Task description.
Within the records below, find each line that holds the string "transprosthetic", then copy it.

Supplied information section start

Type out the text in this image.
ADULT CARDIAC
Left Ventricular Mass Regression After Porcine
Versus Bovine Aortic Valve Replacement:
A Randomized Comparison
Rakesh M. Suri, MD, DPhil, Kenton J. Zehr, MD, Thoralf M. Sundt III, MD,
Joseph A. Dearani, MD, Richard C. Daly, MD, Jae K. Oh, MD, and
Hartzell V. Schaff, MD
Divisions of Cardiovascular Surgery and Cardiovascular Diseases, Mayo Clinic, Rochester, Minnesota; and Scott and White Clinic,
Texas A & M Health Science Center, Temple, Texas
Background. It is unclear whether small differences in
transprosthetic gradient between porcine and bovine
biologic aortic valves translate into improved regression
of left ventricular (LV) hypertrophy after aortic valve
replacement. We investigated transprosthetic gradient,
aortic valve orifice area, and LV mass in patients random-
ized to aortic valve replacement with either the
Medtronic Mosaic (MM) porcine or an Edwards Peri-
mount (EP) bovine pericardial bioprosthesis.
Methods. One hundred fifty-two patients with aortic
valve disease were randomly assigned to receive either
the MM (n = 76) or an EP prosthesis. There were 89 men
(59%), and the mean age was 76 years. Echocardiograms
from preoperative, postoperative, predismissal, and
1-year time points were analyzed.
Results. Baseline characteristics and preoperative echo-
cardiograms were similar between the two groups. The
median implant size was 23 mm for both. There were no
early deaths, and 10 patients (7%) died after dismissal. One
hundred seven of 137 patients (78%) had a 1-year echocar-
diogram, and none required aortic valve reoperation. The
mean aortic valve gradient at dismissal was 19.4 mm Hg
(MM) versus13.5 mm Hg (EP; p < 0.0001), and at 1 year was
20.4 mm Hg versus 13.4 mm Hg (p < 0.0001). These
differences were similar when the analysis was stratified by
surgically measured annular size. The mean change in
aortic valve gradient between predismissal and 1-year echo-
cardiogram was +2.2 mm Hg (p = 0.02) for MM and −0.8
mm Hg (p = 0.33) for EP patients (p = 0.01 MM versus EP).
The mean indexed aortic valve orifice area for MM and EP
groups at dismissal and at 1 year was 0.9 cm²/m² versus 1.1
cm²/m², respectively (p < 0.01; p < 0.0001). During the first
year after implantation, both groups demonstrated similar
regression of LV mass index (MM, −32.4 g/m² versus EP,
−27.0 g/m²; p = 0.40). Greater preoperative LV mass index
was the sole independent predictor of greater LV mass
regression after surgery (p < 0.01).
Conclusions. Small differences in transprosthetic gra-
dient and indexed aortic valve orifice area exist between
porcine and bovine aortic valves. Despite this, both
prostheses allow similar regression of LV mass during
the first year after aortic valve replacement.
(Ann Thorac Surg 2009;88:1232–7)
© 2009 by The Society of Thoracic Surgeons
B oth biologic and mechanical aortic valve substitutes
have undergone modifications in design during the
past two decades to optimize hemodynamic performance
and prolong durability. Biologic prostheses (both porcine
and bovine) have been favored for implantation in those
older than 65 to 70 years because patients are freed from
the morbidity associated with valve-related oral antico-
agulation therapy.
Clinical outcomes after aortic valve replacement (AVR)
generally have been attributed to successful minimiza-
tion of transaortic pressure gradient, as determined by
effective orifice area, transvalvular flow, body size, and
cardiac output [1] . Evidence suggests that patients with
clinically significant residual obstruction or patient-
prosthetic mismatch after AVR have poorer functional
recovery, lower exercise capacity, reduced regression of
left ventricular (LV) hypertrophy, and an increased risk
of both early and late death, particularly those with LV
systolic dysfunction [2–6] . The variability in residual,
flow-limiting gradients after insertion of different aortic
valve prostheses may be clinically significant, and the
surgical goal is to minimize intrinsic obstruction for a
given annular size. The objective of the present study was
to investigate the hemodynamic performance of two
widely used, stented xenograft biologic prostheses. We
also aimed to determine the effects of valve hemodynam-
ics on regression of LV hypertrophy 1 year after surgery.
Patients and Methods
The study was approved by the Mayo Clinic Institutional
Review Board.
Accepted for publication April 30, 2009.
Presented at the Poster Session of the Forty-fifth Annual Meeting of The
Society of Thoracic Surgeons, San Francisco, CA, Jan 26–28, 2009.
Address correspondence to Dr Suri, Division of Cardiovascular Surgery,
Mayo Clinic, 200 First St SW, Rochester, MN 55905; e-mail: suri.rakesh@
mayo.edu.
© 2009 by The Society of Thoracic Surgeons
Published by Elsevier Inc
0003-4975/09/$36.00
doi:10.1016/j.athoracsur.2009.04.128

Supplied information section end

The completed task.
transprosthetic gradient between porcine and bovine
replacement. We investigated transprosthetic gradient,
Conclusions. Small differences in transprosthetic gra-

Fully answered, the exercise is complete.